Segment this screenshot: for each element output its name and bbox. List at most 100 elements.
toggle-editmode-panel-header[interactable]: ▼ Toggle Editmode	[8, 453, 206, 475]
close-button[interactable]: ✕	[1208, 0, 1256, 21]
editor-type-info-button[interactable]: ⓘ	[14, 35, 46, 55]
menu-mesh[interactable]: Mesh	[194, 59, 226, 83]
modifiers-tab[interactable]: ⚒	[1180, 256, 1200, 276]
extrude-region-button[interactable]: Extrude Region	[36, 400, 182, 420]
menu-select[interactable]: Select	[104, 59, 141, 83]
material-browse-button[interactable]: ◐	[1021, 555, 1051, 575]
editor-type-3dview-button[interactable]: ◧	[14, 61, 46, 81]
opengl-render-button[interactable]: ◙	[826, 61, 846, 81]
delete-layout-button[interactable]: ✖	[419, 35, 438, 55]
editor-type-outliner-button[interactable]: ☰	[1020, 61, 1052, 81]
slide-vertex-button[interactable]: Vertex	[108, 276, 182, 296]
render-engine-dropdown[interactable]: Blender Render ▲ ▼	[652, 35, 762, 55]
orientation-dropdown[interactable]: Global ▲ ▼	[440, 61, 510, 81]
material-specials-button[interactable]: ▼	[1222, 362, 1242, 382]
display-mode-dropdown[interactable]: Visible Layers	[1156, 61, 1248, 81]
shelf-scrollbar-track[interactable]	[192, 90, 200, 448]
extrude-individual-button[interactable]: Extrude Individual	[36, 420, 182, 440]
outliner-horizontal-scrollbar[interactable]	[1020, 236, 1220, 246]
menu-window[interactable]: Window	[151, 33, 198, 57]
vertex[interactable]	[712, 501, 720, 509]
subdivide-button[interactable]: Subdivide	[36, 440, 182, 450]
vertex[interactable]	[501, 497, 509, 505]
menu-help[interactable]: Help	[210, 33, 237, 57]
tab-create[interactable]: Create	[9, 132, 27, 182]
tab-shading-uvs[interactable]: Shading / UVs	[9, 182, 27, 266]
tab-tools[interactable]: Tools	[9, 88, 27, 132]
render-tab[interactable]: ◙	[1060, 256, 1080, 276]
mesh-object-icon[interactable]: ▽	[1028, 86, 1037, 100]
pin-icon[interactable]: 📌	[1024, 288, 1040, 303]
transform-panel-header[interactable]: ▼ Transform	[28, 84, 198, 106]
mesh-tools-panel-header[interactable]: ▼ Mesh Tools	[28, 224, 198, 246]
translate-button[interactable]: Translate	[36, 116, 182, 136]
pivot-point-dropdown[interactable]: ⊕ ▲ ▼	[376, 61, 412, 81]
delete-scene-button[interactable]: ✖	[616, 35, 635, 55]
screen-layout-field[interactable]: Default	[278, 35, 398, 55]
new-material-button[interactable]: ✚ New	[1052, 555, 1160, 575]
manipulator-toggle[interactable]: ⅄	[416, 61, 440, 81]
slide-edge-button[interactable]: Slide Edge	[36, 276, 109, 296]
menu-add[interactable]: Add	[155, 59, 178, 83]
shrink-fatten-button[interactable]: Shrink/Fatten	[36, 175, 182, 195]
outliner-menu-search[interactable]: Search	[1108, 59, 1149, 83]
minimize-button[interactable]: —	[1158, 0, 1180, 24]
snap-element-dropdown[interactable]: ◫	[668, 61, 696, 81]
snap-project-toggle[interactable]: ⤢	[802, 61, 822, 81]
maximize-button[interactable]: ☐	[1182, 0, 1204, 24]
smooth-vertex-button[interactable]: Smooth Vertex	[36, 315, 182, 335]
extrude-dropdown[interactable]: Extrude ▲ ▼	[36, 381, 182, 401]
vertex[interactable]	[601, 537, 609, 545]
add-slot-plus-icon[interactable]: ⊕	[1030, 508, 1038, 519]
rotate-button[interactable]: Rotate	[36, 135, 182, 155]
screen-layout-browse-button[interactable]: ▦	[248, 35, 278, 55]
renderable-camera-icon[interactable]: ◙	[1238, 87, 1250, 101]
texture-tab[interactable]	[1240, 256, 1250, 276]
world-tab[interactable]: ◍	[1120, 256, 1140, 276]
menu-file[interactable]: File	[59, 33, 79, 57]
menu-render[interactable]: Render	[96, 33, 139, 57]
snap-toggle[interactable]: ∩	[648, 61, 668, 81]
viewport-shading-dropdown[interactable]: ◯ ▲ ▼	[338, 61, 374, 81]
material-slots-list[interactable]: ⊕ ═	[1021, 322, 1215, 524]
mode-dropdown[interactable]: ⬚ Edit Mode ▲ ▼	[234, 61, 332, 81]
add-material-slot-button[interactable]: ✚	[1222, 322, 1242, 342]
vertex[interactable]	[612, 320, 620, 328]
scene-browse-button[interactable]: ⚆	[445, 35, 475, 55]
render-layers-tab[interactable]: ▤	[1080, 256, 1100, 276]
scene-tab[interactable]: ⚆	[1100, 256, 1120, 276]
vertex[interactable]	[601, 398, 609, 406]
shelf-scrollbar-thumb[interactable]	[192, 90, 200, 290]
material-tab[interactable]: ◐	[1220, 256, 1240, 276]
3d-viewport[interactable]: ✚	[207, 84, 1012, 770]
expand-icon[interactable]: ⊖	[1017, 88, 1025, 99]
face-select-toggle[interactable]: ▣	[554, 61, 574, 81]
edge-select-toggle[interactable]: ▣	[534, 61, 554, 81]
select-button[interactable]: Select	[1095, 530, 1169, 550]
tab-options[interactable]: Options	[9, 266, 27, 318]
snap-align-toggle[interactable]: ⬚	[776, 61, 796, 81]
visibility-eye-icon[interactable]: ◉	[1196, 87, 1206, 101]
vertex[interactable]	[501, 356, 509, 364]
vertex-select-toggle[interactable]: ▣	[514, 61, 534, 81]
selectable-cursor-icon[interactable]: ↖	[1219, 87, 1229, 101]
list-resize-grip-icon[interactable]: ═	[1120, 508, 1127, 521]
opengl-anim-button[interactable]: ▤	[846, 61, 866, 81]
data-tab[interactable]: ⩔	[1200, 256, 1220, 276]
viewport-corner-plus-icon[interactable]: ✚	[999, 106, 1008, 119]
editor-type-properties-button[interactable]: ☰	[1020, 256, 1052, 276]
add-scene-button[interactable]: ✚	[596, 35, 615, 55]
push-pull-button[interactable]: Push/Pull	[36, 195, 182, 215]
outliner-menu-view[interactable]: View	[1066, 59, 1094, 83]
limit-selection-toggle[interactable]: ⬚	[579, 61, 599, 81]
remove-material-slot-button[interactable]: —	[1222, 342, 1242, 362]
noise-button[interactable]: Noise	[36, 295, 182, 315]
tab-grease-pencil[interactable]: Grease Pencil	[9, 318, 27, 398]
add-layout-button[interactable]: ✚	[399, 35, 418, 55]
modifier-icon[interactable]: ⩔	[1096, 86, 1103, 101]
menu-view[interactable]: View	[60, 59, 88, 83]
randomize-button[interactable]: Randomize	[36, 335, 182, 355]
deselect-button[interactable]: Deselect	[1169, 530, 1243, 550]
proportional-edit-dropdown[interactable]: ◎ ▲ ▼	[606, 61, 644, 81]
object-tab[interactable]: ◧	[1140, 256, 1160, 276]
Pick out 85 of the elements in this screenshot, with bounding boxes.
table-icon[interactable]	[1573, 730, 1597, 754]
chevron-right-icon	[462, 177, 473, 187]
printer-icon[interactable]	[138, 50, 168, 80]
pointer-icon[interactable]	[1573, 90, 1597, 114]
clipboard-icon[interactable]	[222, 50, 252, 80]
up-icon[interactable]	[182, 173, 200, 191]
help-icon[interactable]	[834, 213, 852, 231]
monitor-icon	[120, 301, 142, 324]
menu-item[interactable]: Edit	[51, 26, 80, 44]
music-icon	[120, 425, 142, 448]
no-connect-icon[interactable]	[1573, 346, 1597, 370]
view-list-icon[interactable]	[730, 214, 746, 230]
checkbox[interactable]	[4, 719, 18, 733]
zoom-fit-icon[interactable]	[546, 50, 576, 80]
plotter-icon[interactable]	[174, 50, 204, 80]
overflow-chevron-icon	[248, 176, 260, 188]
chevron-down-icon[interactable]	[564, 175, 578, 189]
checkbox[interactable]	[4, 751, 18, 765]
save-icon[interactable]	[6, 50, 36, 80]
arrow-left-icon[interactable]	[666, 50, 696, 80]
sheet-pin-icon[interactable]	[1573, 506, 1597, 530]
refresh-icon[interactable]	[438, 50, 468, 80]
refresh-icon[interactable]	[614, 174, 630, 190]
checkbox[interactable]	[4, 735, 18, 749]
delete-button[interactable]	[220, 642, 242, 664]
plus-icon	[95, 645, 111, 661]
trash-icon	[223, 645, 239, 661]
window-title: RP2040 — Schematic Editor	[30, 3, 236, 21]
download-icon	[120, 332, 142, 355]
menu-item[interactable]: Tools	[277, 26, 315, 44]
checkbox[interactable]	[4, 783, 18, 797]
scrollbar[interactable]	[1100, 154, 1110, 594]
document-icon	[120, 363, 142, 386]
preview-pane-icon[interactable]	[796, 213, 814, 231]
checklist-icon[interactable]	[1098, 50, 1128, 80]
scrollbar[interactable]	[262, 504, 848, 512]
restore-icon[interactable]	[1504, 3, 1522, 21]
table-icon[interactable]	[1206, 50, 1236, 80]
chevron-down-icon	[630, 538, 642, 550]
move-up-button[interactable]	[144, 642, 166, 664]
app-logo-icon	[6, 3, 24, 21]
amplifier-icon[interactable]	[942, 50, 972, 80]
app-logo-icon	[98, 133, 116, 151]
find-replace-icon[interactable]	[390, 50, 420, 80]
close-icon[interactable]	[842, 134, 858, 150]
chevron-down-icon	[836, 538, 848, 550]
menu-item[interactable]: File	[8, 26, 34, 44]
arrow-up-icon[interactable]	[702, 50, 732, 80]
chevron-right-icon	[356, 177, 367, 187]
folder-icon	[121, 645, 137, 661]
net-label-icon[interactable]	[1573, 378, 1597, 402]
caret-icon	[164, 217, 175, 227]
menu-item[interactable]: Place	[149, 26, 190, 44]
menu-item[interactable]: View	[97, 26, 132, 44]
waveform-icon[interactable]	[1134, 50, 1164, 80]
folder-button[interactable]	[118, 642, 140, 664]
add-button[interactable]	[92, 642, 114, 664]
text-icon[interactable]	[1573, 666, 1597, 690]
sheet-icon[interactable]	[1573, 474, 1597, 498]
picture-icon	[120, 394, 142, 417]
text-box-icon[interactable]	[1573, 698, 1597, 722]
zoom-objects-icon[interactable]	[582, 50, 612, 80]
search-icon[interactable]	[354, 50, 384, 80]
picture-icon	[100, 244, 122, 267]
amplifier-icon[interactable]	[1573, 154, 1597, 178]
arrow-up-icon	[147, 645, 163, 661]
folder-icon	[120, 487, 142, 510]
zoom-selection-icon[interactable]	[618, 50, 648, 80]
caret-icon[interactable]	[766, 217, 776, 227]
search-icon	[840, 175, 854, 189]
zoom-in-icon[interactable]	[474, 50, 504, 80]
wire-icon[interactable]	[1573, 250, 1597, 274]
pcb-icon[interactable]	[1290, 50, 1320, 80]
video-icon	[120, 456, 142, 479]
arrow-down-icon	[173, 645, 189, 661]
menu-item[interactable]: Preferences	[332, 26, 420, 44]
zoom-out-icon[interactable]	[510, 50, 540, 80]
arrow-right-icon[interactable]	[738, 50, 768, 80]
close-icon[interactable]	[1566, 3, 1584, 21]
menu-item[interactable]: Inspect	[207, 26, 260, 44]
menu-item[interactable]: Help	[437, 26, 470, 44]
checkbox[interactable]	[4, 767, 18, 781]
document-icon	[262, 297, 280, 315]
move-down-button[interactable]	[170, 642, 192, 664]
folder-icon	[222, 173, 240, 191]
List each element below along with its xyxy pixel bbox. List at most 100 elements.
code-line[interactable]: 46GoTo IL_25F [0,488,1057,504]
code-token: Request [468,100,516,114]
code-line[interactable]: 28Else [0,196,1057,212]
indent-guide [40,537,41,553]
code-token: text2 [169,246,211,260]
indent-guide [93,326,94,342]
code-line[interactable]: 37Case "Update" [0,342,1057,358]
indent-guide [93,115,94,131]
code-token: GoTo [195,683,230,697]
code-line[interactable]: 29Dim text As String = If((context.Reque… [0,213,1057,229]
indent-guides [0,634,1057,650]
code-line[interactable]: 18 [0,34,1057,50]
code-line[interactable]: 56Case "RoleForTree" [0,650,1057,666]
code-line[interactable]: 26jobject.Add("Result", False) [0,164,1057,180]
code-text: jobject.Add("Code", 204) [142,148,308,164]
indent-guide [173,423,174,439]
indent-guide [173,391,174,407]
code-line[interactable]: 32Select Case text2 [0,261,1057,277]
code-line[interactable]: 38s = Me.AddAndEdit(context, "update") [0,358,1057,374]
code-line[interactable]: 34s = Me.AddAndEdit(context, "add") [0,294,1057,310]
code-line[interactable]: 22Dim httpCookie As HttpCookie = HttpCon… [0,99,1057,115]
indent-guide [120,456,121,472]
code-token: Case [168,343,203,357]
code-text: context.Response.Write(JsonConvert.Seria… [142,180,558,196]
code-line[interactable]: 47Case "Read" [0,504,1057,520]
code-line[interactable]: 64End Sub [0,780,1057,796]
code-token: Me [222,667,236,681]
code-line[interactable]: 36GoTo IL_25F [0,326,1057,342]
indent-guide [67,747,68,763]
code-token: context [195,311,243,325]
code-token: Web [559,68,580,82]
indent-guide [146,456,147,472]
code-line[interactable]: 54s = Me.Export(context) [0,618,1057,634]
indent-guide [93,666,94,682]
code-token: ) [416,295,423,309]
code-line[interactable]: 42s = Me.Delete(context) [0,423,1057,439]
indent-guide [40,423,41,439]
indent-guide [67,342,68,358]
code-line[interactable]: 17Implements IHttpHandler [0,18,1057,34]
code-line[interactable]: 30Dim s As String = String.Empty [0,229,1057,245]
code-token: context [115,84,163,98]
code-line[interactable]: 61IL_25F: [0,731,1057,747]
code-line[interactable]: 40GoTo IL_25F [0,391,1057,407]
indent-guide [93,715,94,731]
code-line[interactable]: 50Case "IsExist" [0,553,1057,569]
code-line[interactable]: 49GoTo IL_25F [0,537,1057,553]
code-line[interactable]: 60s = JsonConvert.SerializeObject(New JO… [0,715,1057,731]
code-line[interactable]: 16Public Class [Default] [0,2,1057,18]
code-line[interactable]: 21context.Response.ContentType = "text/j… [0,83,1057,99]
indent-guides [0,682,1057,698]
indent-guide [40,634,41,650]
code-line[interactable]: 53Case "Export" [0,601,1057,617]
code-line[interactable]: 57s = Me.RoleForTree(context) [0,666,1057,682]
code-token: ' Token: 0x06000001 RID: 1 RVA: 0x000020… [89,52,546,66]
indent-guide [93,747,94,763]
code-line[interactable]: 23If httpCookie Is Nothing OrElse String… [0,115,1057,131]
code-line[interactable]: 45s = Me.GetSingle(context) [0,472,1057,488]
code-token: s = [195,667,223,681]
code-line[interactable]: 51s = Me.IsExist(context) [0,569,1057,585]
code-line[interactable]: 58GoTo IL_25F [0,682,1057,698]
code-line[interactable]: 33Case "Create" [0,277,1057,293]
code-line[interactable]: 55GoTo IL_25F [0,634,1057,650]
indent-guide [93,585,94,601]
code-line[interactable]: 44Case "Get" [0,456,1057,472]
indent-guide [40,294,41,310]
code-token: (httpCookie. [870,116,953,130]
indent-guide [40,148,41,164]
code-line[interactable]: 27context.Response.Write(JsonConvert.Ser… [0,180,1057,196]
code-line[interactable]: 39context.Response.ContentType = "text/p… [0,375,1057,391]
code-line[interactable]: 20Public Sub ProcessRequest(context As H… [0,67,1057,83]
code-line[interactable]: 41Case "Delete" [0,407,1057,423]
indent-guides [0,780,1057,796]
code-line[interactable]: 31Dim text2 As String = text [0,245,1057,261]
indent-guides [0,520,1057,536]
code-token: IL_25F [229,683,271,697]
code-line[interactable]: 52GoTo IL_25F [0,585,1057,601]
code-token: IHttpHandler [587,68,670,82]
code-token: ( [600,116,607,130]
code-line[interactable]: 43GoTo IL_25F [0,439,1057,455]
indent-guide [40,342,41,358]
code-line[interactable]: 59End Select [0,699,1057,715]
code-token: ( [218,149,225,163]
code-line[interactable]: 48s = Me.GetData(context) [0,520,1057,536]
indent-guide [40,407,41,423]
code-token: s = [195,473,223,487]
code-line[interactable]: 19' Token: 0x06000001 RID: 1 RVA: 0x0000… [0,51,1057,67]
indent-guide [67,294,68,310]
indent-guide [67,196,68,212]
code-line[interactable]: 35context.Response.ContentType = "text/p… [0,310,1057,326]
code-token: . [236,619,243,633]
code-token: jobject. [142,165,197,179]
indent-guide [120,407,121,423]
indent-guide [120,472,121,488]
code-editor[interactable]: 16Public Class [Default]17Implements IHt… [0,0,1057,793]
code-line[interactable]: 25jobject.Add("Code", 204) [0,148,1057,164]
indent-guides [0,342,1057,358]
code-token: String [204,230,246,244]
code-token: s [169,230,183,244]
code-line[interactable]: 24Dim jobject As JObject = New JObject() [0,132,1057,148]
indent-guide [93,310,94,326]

Exercise aim:
Repeat word for word the part of the records that opens with the first line of the records and closes with the line containing "0, 1256, 21]".

Completed exercise:
Segment this screenshot: for each element output its name and bbox. List at most 100 elements.
toggle-editmode-panel-header[interactable]: ▼ Toggle Editmode	[8, 453, 206, 475]
close-button[interactable]: ✕	[1208, 0, 1256, 21]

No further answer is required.